— BEGIN —
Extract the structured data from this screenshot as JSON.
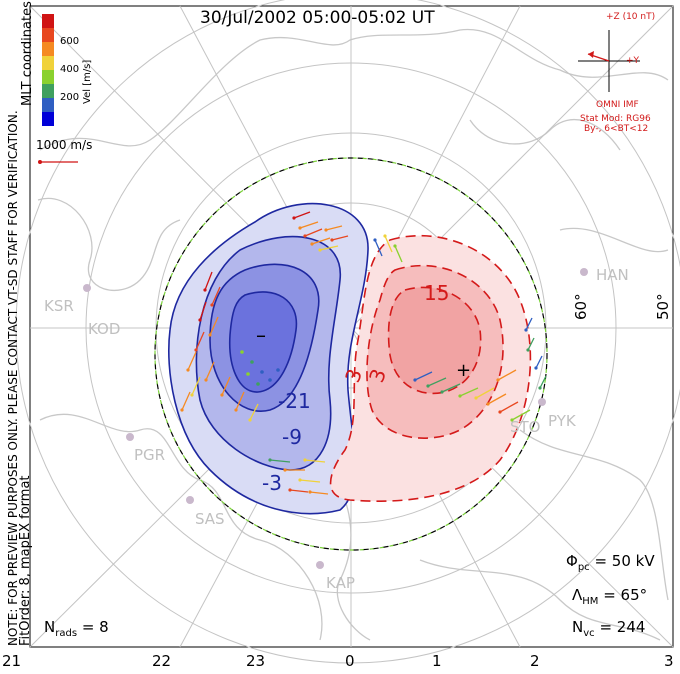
{
  "title": "30/Jul/2002 05:00-05:02 UT",
  "disclaimer": "NOTE: FOR PREVIEW PURPOSES ONLY. PLEASE CONTACT VT-SD STAFF FOR VERIFICATION.",
  "format_note": "FitOrder: 8, mapEX format",
  "coords_label": "MLT coordinates",
  "colorbar": {
    "label": "Vel [m/s]",
    "ticks": [
      "600",
      "400",
      "200"
    ],
    "colors": [
      "#0000d8",
      "#2f5fc2",
      "#3fa05f",
      "#8ad12e",
      "#f0d23a",
      "#f58a22",
      "#e8471f",
      "#d01414"
    ]
  },
  "reference_vector_label": "1000 m/s",
  "imf": {
    "bz_label": "+Z (10 nT)",
    "by_label": "+Y",
    "source_label": "OMNI IMF",
    "model_label": "Stat Mod: RG96",
    "condition_label": "By-, 6<BT<12",
    "color": "#d21a1a"
  },
  "latitude_labels": [
    "60°",
    "50°"
  ],
  "mlt_labels": [
    "21",
    "22",
    "23",
    "0",
    "1",
    "2",
    "3"
  ],
  "stations": [
    "KSR",
    "KOD",
    "PGR",
    "SAS",
    "KAP",
    "PYK",
    "HAN",
    "STO"
  ],
  "contours": {
    "negative_cell": {
      "color": "#1e28a0",
      "fill": "#6b72dd",
      "labels": [
        "-21",
        "-9",
        "-3"
      ],
      "focus_symbol": "–"
    },
    "positive_cell": {
      "color": "#d41a1a",
      "fill": "#f1a3a3",
      "labels": [
        "15",
        "3",
        "3"
      ],
      "focus_symbol": "+"
    },
    "boundary_color": "#7bd23a"
  },
  "stats": {
    "phi_pc_label": "Φ",
    "phi_pc_sub": "pc",
    "phi_pc_value": "= 50 kV",
    "lambda_label": "Λ",
    "lambda_sub": "HM",
    "lambda_value": "= 65°",
    "nvc_label": "N",
    "nvc_sub": "vc",
    "nvc_value": "= 244",
    "nrads_label": "N",
    "nrads_sub": "rads",
    "nrads_value": "= 8"
  }
}
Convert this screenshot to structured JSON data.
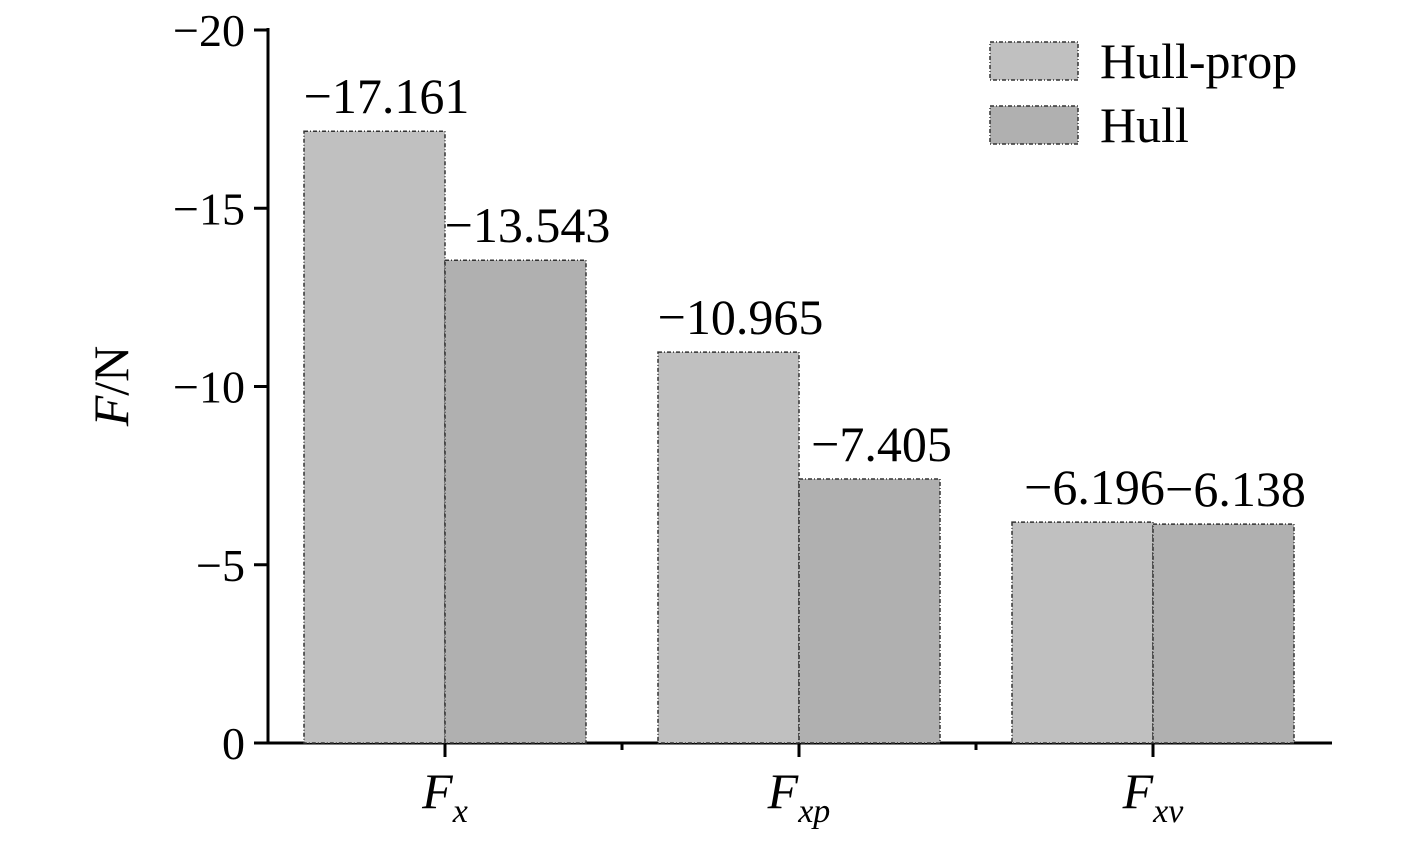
{
  "chart_data": {
    "type": "bar",
    "y_label": "F/N",
    "categories": [
      "Fx",
      "Fxp",
      "Fxv"
    ],
    "series": [
      {
        "name": "Hull-prop",
        "color": "#c0c0c0",
        "values": [
          -17.161,
          -10.965,
          -6.196
        ],
        "value_labels": [
          "−17.161",
          "−10.965",
          "−6.196"
        ]
      },
      {
        "name": "Hull",
        "color": "#b0b0b0",
        "values": [
          -13.543,
          -7.405,
          -6.138
        ],
        "value_labels": [
          "−13.543",
          "−7.405",
          "−6.138"
        ]
      }
    ],
    "ylim": [
      0,
      -20
    ],
    "yticks": [
      0,
      {
        "value": -5,
        "label": "−5"
      },
      {
        "value": -10,
        "label": "−10"
      },
      {
        "value": -15,
        "label": "−15"
      },
      {
        "value": -20,
        "label": "−20"
      }
    ],
    "legend": "upper-right"
  }
}
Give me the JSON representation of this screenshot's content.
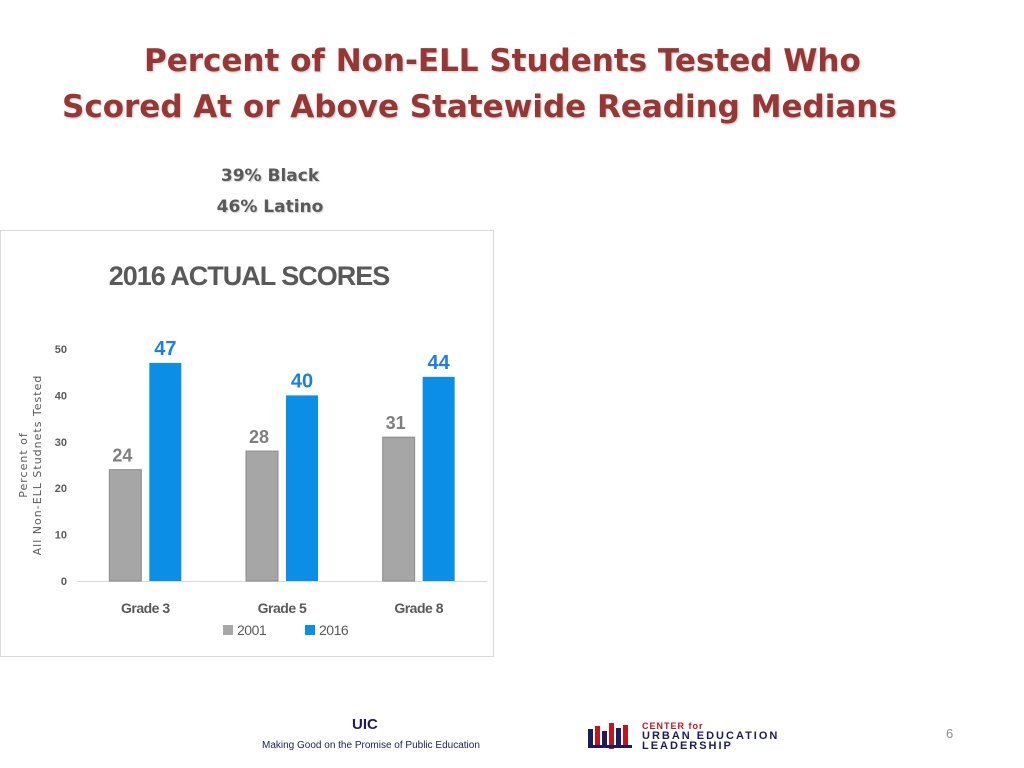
— END —
### Exercise prompt
Pull every line containing "JSON" out of the records.

### Answer to this task
Extract the structured data from this screenshot as JSON.
Convert this screenshot to structured JSON data.
Give me the JSON representation of this screenshot's content.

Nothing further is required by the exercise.